INPUT RECORDS -

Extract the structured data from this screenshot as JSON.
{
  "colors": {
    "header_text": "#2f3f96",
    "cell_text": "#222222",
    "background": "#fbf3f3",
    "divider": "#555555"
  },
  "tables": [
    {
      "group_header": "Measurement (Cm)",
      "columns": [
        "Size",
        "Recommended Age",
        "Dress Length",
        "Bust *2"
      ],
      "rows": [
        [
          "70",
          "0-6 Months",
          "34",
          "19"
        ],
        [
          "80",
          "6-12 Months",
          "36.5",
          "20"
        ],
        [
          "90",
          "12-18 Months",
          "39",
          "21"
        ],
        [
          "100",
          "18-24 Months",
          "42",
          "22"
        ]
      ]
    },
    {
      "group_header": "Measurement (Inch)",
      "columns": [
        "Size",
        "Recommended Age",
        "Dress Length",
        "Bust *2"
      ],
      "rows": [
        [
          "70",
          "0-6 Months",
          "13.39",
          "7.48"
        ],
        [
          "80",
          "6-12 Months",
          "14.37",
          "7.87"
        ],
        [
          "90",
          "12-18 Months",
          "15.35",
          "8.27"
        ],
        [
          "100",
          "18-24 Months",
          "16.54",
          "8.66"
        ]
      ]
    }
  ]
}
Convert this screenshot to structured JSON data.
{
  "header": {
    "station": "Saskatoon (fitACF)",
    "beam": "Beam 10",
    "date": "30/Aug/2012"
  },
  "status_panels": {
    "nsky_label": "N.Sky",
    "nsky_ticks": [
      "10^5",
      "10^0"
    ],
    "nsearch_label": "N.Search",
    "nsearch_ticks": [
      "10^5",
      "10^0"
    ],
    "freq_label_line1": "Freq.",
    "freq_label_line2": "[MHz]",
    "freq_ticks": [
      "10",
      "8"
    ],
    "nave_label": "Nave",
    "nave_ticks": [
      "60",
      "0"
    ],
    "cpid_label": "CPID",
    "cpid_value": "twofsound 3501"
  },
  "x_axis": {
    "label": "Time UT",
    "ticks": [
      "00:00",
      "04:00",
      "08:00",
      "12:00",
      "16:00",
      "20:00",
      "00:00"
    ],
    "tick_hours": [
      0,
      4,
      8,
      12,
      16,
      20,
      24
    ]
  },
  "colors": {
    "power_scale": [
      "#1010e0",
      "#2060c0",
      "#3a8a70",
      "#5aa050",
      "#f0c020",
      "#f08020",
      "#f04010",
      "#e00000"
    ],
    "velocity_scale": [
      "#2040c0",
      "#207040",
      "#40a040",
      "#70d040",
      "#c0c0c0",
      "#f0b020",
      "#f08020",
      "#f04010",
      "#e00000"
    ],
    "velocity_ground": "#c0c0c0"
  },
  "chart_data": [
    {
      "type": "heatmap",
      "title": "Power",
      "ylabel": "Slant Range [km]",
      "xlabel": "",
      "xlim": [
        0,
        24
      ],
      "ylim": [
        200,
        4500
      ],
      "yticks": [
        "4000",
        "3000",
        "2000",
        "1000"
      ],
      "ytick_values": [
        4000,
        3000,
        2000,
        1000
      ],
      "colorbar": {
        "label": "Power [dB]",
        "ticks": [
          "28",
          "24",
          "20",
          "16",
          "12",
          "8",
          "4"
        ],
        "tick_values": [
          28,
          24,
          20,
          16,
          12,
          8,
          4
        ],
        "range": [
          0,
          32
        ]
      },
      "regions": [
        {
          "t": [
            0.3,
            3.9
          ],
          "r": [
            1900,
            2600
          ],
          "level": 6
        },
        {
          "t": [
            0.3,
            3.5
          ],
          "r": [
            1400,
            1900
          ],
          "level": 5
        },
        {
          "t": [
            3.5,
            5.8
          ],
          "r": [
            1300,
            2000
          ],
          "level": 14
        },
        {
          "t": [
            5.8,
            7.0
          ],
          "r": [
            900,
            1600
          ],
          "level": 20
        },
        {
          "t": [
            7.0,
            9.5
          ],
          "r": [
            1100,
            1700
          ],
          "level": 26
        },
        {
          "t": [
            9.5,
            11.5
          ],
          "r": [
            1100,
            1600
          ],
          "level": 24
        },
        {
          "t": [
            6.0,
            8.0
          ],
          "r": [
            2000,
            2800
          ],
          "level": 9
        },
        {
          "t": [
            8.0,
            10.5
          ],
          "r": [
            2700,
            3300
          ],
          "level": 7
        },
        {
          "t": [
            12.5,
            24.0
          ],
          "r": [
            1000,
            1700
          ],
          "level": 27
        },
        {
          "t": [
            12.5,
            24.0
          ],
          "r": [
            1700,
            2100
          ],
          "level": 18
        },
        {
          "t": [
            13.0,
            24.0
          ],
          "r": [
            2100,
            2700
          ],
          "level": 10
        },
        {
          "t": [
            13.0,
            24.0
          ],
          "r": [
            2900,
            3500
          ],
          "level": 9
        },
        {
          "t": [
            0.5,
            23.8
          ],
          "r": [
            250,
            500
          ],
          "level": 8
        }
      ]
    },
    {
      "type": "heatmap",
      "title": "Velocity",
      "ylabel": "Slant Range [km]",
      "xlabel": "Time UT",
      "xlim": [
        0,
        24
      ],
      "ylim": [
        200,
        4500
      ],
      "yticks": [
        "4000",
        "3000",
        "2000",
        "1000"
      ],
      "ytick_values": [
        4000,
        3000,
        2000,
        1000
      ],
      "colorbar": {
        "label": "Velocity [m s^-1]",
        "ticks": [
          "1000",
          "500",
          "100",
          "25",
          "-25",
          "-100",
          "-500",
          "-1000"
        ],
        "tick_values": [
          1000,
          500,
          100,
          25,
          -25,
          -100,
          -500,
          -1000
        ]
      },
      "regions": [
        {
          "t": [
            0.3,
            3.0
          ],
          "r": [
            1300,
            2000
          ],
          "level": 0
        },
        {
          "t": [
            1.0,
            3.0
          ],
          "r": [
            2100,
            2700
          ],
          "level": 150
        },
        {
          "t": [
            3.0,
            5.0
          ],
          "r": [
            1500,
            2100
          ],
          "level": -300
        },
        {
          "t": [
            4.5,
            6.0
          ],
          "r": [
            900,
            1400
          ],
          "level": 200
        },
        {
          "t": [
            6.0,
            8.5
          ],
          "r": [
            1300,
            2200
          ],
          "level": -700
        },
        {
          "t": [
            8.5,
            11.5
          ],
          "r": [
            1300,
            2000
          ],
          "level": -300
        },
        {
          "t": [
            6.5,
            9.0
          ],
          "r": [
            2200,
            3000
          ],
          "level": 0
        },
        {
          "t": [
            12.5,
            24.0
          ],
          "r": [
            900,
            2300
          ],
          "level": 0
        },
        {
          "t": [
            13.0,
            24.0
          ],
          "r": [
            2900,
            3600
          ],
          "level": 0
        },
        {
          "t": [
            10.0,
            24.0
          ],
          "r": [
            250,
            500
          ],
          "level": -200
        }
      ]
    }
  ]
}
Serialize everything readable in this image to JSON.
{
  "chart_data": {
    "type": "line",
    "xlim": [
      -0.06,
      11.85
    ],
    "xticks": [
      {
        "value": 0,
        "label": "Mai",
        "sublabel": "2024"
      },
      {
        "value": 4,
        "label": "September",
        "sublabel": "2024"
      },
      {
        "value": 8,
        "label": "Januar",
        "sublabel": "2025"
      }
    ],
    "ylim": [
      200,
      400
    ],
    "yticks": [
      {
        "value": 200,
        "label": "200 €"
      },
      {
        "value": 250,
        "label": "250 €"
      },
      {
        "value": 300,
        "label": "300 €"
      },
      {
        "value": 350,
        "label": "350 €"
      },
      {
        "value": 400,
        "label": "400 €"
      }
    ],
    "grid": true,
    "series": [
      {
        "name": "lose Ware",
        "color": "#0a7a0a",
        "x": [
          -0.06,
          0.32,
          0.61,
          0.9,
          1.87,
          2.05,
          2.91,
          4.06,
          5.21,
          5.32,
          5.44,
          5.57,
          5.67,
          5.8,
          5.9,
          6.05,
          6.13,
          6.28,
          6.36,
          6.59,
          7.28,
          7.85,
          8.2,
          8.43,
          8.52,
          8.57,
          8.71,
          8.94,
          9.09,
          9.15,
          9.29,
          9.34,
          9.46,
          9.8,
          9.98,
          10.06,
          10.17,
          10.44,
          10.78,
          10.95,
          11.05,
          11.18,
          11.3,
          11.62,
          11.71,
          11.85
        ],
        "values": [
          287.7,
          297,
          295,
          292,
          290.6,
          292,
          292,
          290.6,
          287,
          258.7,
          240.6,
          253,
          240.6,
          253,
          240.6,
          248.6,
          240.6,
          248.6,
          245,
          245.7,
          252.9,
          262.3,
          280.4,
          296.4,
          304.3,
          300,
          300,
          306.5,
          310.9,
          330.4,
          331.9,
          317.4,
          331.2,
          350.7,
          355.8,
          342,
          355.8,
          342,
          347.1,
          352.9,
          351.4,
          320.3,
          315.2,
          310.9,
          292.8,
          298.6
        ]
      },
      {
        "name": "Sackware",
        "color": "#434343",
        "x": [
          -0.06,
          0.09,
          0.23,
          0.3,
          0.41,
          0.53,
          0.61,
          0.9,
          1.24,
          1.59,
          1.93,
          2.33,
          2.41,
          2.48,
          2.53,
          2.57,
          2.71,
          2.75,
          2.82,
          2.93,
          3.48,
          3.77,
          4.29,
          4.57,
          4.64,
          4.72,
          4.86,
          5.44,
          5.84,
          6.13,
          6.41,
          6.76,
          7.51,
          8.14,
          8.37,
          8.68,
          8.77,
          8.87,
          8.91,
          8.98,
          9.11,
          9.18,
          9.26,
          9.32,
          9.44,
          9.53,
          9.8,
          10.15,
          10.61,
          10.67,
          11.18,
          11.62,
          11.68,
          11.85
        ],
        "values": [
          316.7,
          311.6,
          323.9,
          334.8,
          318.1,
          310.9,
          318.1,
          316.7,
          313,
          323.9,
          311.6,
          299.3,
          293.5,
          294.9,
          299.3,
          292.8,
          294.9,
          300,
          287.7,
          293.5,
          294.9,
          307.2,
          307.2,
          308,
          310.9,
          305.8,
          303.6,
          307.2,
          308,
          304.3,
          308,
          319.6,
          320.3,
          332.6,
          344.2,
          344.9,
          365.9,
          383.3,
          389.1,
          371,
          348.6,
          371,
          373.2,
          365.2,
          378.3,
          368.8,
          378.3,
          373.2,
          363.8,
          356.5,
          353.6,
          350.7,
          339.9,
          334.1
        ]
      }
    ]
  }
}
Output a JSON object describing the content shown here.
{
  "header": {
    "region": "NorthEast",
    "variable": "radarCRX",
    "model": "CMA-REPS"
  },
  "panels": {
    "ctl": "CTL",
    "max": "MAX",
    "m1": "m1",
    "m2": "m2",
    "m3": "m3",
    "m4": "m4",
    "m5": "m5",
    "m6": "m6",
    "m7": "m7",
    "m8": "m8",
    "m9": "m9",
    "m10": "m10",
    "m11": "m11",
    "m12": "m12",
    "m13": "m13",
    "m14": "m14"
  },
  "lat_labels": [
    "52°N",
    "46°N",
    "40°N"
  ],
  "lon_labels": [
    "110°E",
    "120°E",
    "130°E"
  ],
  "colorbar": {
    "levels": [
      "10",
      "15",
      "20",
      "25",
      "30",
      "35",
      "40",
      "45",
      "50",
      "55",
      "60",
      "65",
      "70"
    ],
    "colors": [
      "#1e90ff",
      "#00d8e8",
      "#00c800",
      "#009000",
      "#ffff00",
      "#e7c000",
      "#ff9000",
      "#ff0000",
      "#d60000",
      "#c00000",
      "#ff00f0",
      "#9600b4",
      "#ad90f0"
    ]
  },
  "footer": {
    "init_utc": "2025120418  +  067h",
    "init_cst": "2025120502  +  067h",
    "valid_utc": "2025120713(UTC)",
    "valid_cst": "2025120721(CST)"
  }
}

EXERCISE PROMPT -
Give back, exactly as written, the lines from the one with "Output a JSON" to the last line.

FULL ANSWER -
Output a JSON object describing the content shown here.
{
  "header": {
    "region": "NorthEast",
    "variable": "radarCRX",
    "model": "CMA-REPS"
  },
  "panels": {
    "ctl": "CTL",
    "max": "MAX",
    "m1": "m1",
    "m2": "m2",
    "m3": "m3",
    "m4": "m4",
    "m5": "m5",
    "m6": "m6",
    "m7": "m7",
    "m8": "m8",
    "m9": "m9",
    "m10": "m10",
    "m11": "m11",
    "m12": "m12",
    "m13": "m13",
    "m14": "m14"
  },
  "lat_labels": [
    "52°N",
    "46°N",
    "40°N"
  ],
  "lon_labels": [
    "110°E",
    "120°E",
    "130°E"
  ],
  "colorbar": {
    "levels": [
      "10",
      "15",
      "20",
      "25",
      "30",
      "35",
      "40",
      "45",
      "50",
      "55",
      "60",
      "65",
      "70"
    ],
    "colors": [
      "#1e90ff",
      "#00d8e8",
      "#00c800",
      "#009000",
      "#ffff00",
      "#e7c000",
      "#ff9000",
      "#ff0000",
      "#d60000",
      "#c00000",
      "#ff00f0",
      "#9600b4",
      "#ad90f0"
    ]
  },
  "footer": {
    "init_utc": "2025120418  +  067h",
    "init_cst": "2025120502  +  067h",
    "valid_utc": "2025120713(UTC)",
    "valid_cst": "2025120721(CST)"
  }
}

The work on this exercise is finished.